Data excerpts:
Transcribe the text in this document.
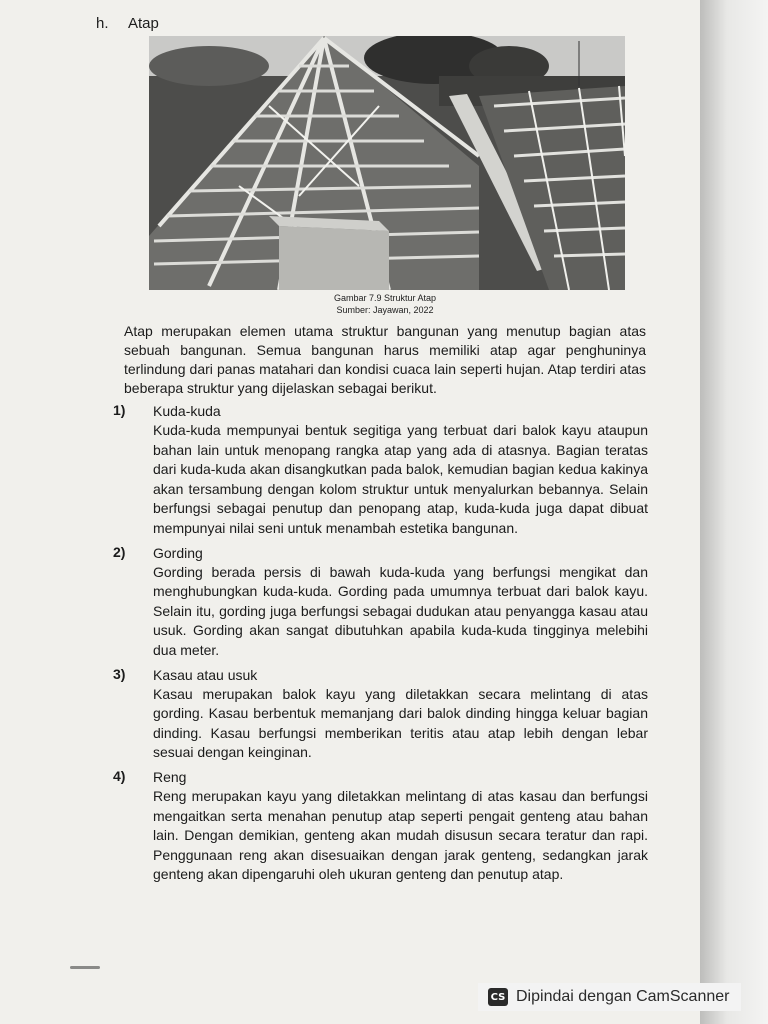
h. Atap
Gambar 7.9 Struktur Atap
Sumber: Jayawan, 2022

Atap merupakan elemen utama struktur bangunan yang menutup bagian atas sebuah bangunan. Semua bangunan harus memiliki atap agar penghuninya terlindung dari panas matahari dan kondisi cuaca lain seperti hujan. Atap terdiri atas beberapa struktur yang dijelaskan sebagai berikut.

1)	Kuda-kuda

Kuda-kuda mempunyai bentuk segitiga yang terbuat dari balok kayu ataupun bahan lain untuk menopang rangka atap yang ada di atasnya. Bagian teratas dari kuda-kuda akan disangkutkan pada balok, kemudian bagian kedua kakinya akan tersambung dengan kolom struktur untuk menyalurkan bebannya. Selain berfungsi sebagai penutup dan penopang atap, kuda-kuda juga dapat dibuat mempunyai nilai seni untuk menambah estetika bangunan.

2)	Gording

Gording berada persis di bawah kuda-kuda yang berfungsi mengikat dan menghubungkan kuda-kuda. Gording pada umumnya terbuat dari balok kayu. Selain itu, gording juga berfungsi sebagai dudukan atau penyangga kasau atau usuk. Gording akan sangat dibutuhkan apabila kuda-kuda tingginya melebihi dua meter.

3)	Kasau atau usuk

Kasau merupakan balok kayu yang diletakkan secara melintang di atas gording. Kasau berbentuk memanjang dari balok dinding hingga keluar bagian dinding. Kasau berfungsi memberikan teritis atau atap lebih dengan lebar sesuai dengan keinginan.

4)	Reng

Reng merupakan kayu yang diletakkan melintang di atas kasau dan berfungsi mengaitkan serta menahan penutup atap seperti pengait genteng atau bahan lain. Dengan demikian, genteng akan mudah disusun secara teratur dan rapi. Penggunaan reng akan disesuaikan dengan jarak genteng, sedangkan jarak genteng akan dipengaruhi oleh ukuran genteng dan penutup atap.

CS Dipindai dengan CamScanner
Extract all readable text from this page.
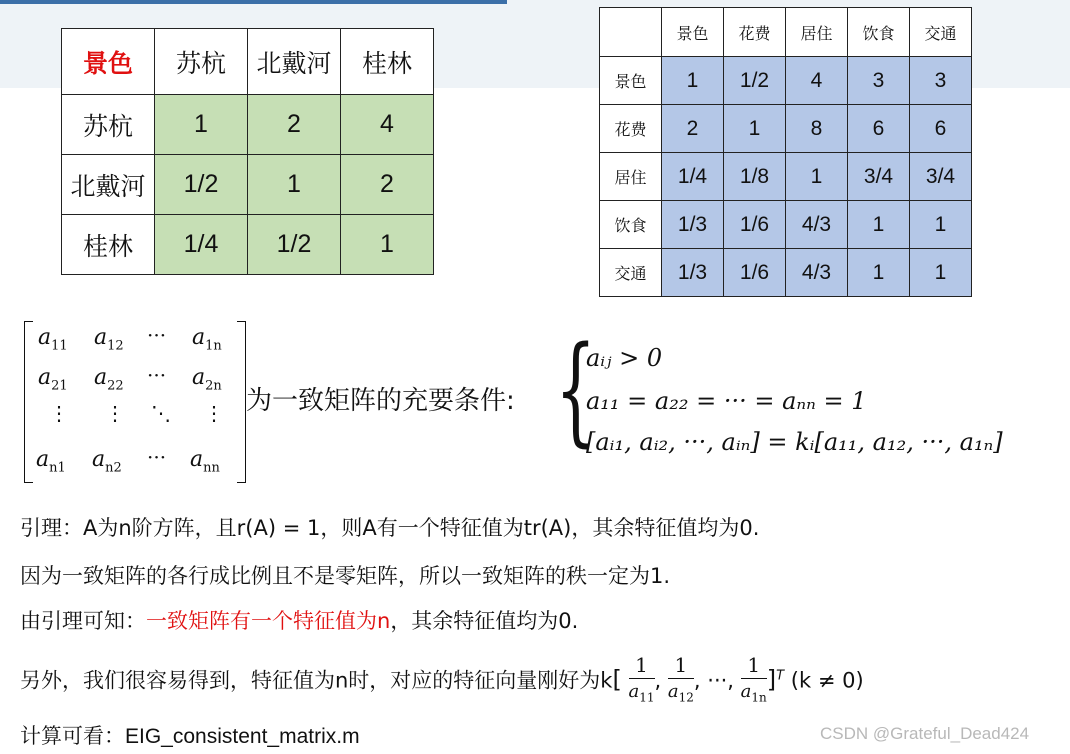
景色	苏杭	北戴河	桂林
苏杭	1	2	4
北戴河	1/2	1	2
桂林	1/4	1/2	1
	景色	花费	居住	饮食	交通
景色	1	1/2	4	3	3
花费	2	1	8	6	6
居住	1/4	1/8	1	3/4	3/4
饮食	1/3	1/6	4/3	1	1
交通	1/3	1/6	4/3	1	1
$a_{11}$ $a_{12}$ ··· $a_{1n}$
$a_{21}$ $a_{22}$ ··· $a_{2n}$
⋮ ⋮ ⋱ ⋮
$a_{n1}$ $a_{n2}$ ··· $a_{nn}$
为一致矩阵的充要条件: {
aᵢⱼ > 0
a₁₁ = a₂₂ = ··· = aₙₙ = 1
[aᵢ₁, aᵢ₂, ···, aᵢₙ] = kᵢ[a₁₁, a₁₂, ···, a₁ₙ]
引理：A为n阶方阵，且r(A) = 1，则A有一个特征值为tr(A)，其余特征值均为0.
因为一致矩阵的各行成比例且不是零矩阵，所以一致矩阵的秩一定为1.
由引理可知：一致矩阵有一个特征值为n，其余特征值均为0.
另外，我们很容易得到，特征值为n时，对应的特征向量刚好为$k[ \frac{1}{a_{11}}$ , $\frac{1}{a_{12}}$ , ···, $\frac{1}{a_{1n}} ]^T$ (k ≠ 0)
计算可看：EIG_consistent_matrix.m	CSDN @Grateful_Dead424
...
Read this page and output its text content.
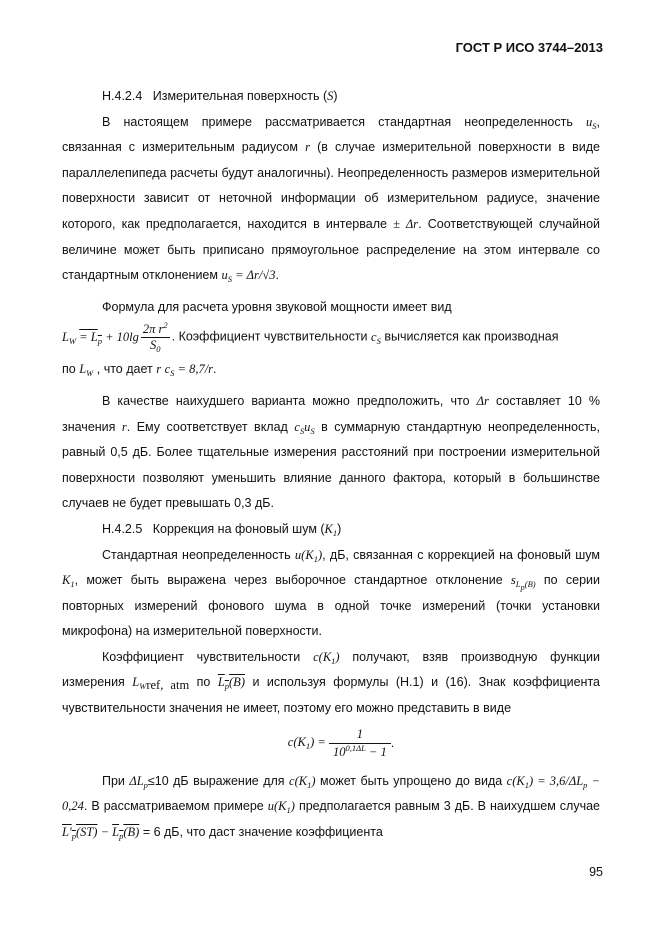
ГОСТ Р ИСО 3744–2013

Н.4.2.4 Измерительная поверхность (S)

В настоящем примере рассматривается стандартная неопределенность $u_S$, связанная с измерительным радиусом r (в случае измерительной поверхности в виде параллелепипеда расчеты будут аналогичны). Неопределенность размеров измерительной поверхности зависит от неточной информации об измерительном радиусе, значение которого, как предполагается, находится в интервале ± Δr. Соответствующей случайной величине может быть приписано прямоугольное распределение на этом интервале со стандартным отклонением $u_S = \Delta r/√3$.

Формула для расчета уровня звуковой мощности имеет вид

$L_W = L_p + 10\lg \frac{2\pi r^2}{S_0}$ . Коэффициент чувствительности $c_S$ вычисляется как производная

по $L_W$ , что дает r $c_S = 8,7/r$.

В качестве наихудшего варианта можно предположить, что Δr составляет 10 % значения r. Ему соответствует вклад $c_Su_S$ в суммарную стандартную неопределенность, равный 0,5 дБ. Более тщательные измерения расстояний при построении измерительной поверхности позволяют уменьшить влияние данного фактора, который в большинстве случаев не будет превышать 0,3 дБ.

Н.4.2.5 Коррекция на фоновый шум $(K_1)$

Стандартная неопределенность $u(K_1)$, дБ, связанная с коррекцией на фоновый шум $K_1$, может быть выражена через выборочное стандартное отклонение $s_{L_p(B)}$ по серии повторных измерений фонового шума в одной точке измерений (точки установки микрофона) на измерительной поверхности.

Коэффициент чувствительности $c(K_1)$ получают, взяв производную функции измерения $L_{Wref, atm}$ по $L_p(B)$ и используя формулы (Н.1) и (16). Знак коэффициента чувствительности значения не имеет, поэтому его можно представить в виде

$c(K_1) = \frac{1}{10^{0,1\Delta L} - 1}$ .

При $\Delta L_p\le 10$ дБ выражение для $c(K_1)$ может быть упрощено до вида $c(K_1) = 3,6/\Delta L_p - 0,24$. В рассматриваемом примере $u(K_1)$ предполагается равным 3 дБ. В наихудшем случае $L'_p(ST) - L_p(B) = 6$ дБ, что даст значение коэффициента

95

Instructions to follow:
Provide the number of lines in the data above that contain the string "text", and nothing else.

Task result:
3